» Direction A
Condense the paragraph of the thread that starts "Fascinating how much attention this is getting" into a short bulleted list that keeps its main facts.
» Direction B
In the thread, how many distinct squares are there modulo 25?

» Document passage
-- START --
Yes, thanks for reminding me of this theorem... since I attempted the problem before reading the other answers, I enumerated them and then had to work backward... good thing it wasn't modulo 10000. –  laindir Dec 13 '13 at 22:20
    
Fascinating how much attention this is getting. For future readers, here is how to quickly count the 11 distinct squares modulo 25: $a^2\equiv b^2$ is the same as $(a-b)(a+b)\equiv0\pmod{25}$. The most trival case is $a\equiv b$, then comes $a+b\equiv 0$, which shows that we need only consider $0,1,\ldots,12$. If neither congruence holds, then both of $a\pm b$ must be divisible by $5$, hence so must both $a$ and $b$. This takes care of the cases 0, 5, and 10, all having the same square 0. The remaining ten will have non-congruent squares. –  Harald Hanche-Olsen Dec 14 '13 at 14:17

Look at your $52$ integers $\mod 100$. So, the difference of their squares resulting in division by $100$ can be given by $a^2=b^2(\mod 100)$. This will resolute in product of the difference of the numbers and sum of the numbers is divisible by $100$. since, any of $52$ integer numbers are asked, there can be no optimal solution answer for this.
-- END --
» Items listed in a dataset
-- START --
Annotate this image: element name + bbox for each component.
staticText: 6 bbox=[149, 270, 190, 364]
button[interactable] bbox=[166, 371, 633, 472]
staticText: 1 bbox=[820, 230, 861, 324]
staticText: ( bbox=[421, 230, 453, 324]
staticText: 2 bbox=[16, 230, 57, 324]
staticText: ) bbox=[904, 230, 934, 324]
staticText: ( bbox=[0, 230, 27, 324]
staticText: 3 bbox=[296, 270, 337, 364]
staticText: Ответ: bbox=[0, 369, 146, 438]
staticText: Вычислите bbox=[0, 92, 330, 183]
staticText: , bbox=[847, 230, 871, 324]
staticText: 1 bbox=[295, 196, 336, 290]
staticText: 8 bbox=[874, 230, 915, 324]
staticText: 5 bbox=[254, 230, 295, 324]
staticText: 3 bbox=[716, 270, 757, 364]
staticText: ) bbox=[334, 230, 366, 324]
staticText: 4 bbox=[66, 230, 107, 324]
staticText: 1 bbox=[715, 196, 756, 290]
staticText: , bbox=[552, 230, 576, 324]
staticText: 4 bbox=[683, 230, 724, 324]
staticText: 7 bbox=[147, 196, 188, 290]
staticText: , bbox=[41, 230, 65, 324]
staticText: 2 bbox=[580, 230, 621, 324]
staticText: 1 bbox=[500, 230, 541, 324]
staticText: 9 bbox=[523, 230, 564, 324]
-- END --
» Worked solution A
- There are 11 distinct squares modulo 25.
- $a^2\equiv b^2$ is the same as $(a-b)(a+b)\equiv0\pmod{25}$.
- The simplest case is $a\equiv b$. The next is $a+b\equiv 0$, so only $0,1,\ldots,12$ need to be considered.
- If neither congruence holds, both $a\pm b$ must be divisible by 5, so both $a$ and $b$ must be too.
- This covers 0, 5 and 10, which all have the same square, 0.
- The remaining ten numbers have non-congruent squares.

» Worked solution B
11